• **Problem to solve**
Find the line that contains "Extract all the data from this chart as JSON." in the entries below. Restate it and every line after it, word for word, with no pictures.

• **Record extracts**
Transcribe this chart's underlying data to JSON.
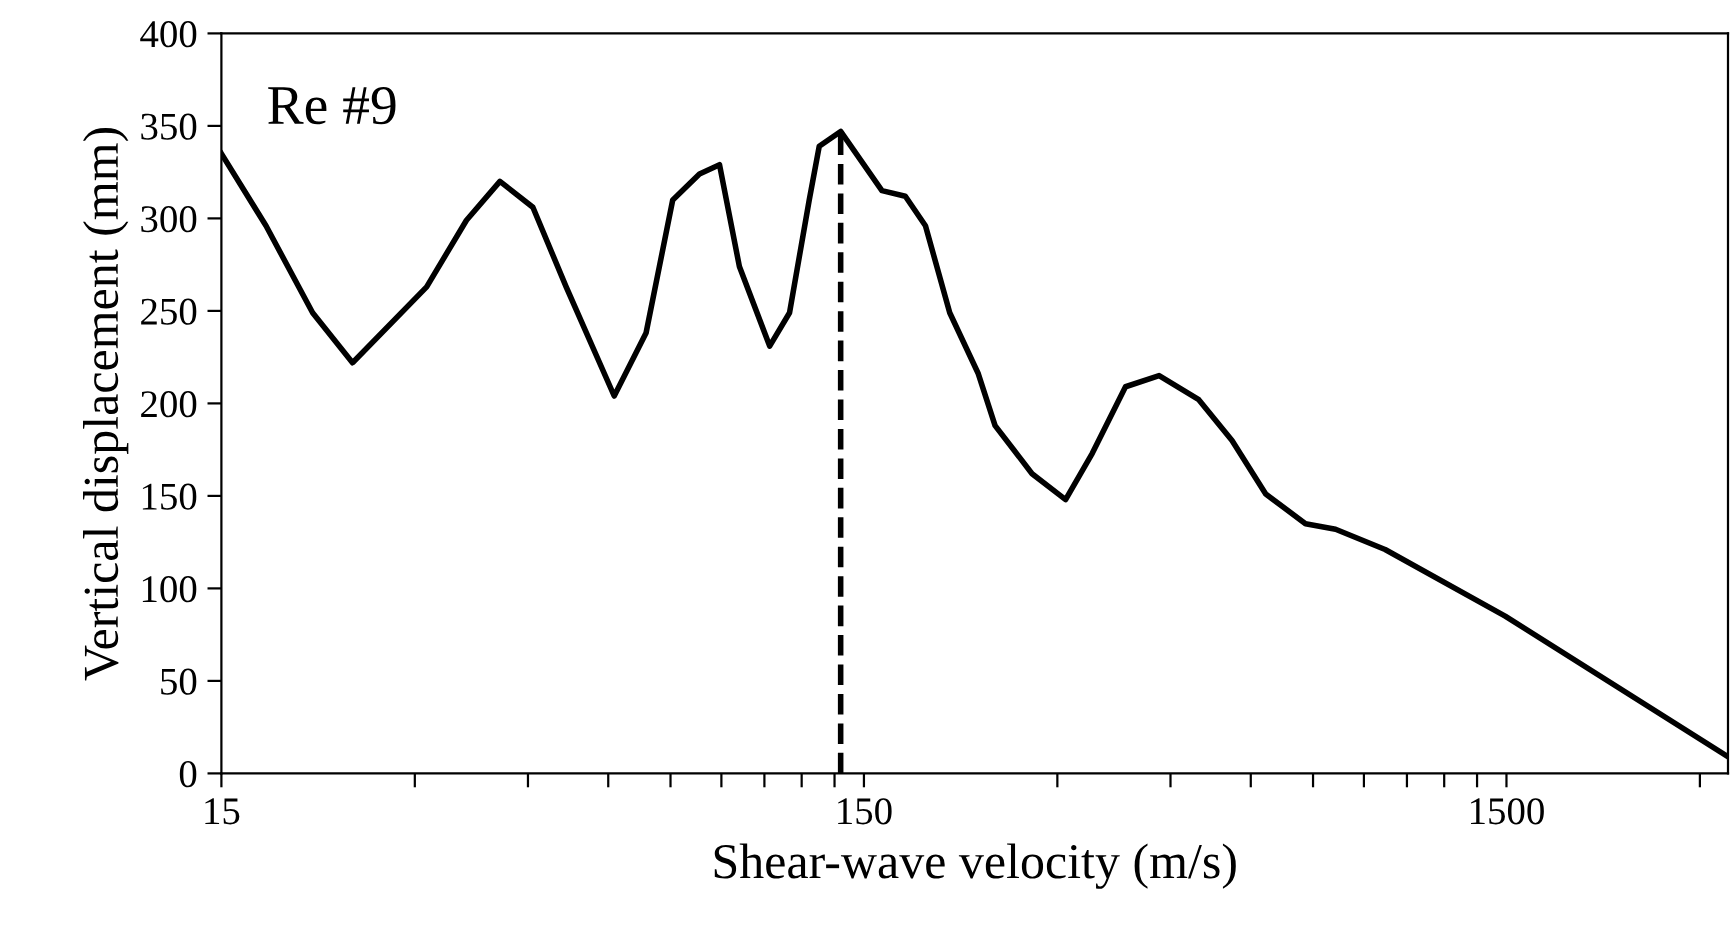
{
  "chart_data": {
    "type": "line",
    "xlabel": "Shear-wave velocity (m/s)",
    "ylabel": "Vertical displacement (mm)",
    "annotations": [
      "Re #9"
    ],
    "log": "x",
    "xlim": [
      15,
      3318
    ],
    "xticks": [
      15,
      {
        "value": 30,
        "label": null
      },
      {
        "value": 45,
        "label": null
      },
      {
        "value": 60,
        "label": null
      },
      {
        "value": 75,
        "label": null
      },
      {
        "value": 90,
        "label": null
      },
      {
        "value": 105,
        "label": null
      },
      {
        "value": 120,
        "label": null
      },
      {
        "value": 135,
        "label": null
      },
      150,
      {
        "value": 300,
        "label": null
      },
      {
        "value": 450,
        "label": null
      },
      {
        "value": 600,
        "label": null
      },
      {
        "value": 750,
        "label": null
      },
      {
        "value": 900,
        "label": null
      },
      {
        "value": 1050,
        "label": null
      },
      {
        "value": 1200,
        "label": null
      },
      {
        "value": 1350,
        "label": null
      },
      1500,
      {
        "value": 3000,
        "label": null
      }
    ],
    "ylim": [
      0,
      400
    ],
    "yticks": [
      0,
      50,
      100,
      150,
      200,
      250,
      300,
      350,
      400
    ],
    "grid": false,
    "legend": false,
    "marker": "none",
    "line_style": "solid",
    "ref_lines": [
      {
        "axis": "x",
        "value": 138,
        "label": null,
        "color": "#000000",
        "line_style": "dashed"
      }
    ],
    "series": [
      {
        "color": "#000000",
        "x": [
          15,
          17.6,
          20.8,
          24.0,
          31.3,
          36.1,
          40.7,
          45.8,
          51.6,
          61.3,
          68.7,
          75.6,
          83.2,
          89.4,
          96.0,
          107,
          114.9,
          123.3,
          127.8,
          138,
          160,
          174,
          187,
          204,
          226,
          240,
          274,
          309,
          340,
          383,
          432,
          498,
          561,
          633,
          730,
          813,
          971,
          1493,
          3318
        ],
        "values": [
          335,
          296,
          249,
          222,
          263,
          299,
          320,
          306,
          263,
          204,
          238,
          310,
          324,
          329,
          274,
          231,
          249,
          310,
          339,
          347,
          315,
          312,
          296,
          249,
          216,
          188,
          162,
          148,
          173,
          209,
          215,
          202,
          180,
          151,
          135,
          132,
          121,
          85,
          9
        ]
      }
    ]
  }
}
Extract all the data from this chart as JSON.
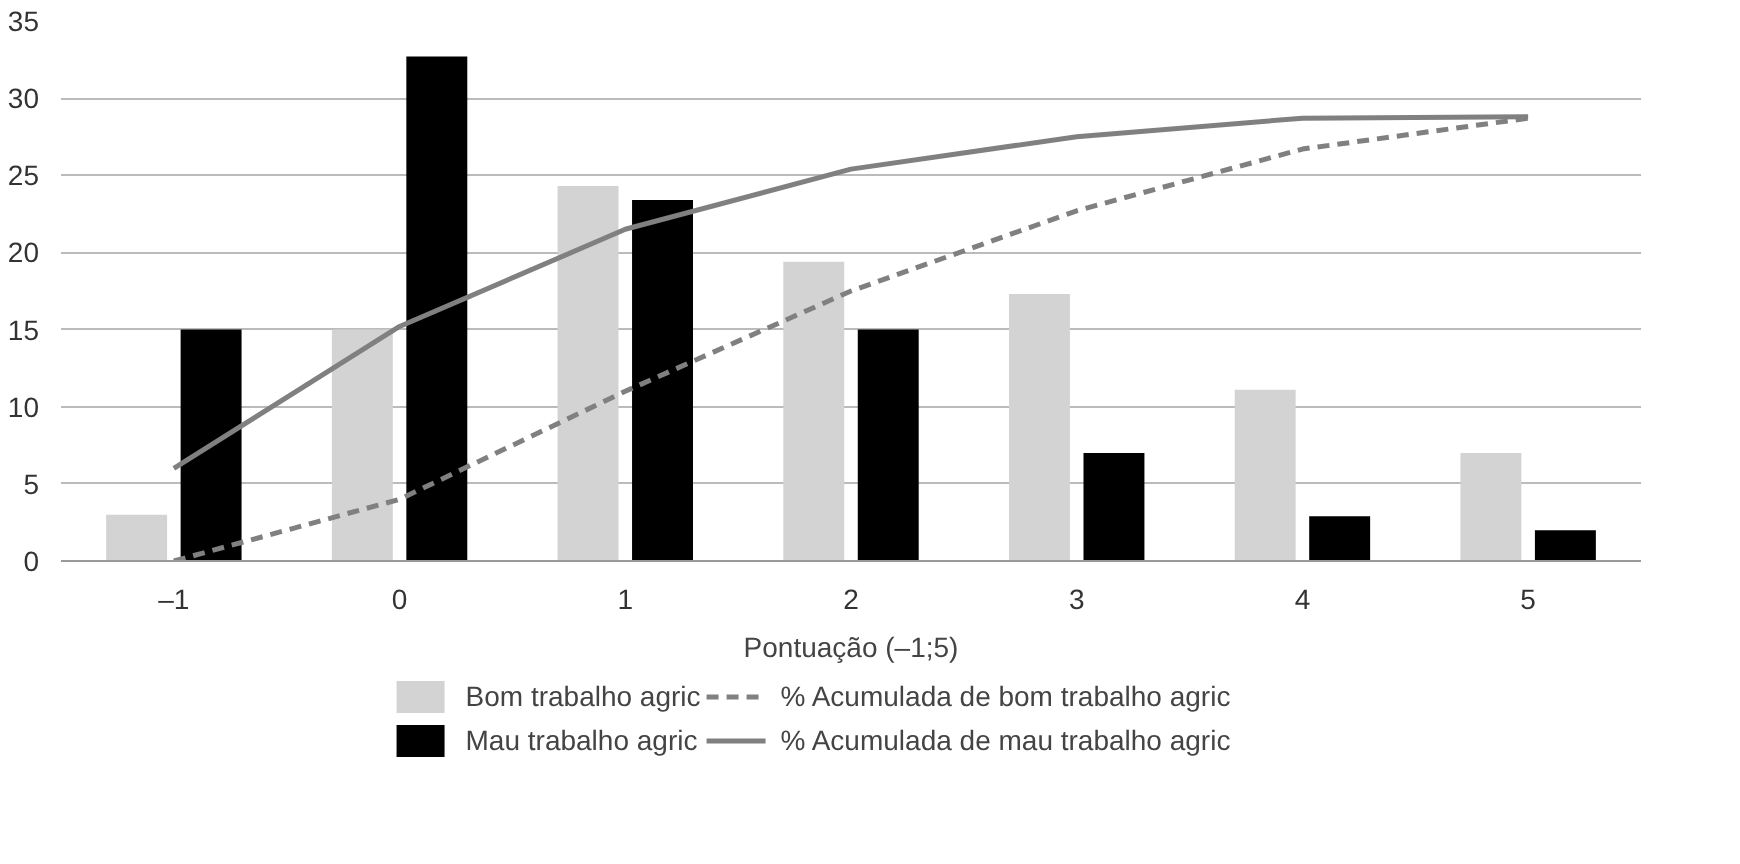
{
  "chart_data": {
    "type": "bar",
    "xlabel": "Pontuação (–1;5)",
    "categories": [
      "–1",
      "0",
      "1",
      "2",
      "3",
      "4",
      "5"
    ],
    "series": [
      {
        "name": "Bom trabalho agric",
        "color": "#d3d3d3",
        "values": [
          3,
          15,
          24.3,
          19.4,
          17.3,
          11.1,
          7
        ]
      },
      {
        "name": "Mau trabalho agric",
        "color": "#000000",
        "values": [
          15,
          32.7,
          23.4,
          15,
          7,
          2.9,
          2
        ]
      },
      {
        "name": "% Acumulada de bom trabalho agric",
        "type": "line",
        "color": "#808080",
        "line_style": "dashed",
        "values": [
          0,
          4,
          11,
          17.5,
          22.7,
          26.7,
          28.7
        ]
      },
      {
        "name": "% Acumulada de mau trabalho agric",
        "type": "line",
        "color": "#808080",
        "line_style": "solid",
        "values": [
          6,
          15.2,
          21.5,
          25.4,
          27.5,
          28.7,
          28.8
        ]
      }
    ],
    "ylim": [
      0,
      35
    ],
    "yticks": [
      0,
      5,
      10,
      15,
      20,
      25,
      30,
      35
    ],
    "grid": "y",
    "legend": "bottom"
  }
}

• **Problem solution**
Extract all the data from this chart as JSON.
{
  "chart_data": {
    "type": "bar",
    "xlabel": "Pontuação (–1;5)",
    "categories": [
      "–1",
      "0",
      "1",
      "2",
      "3",
      "4",
      "5"
    ],
    "series": [
      {
        "name": "Bom trabalho agric",
        "color": "#d3d3d3",
        "values": [
          3,
          15,
          24.3,
          19.4,
          17.3,
          11.1,
          7
        ]
      },
      {
        "name": "Mau trabalho agric",
        "color": "#000000",
        "values": [
          15,
          32.7,
          23.4,
          15,
          7,
          2.9,
          2
        ]
      },
      {
        "name": "% Acumulada de bom trabalho agric",
        "type": "line",
        "color": "#808080",
        "line_style": "dashed",
        "values": [
          0,
          4,
          11,
          17.5,
          22.7,
          26.7,
          28.7
        ]
      },
      {
        "name": "% Acumulada de mau trabalho agric",
        "type": "line",
        "color": "#808080",
        "line_style": "solid",
        "values": [
          6,
          15.2,
          21.5,
          25.4,
          27.5,
          28.7,
          28.8
        ]
      }
    ],
    "ylim": [
      0,
      35
    ],
    "yticks": [
      0,
      5,
      10,
      15,
      20,
      25,
      30,
      35
    ],
    "grid": "y",
    "legend": "bottom"
  }
}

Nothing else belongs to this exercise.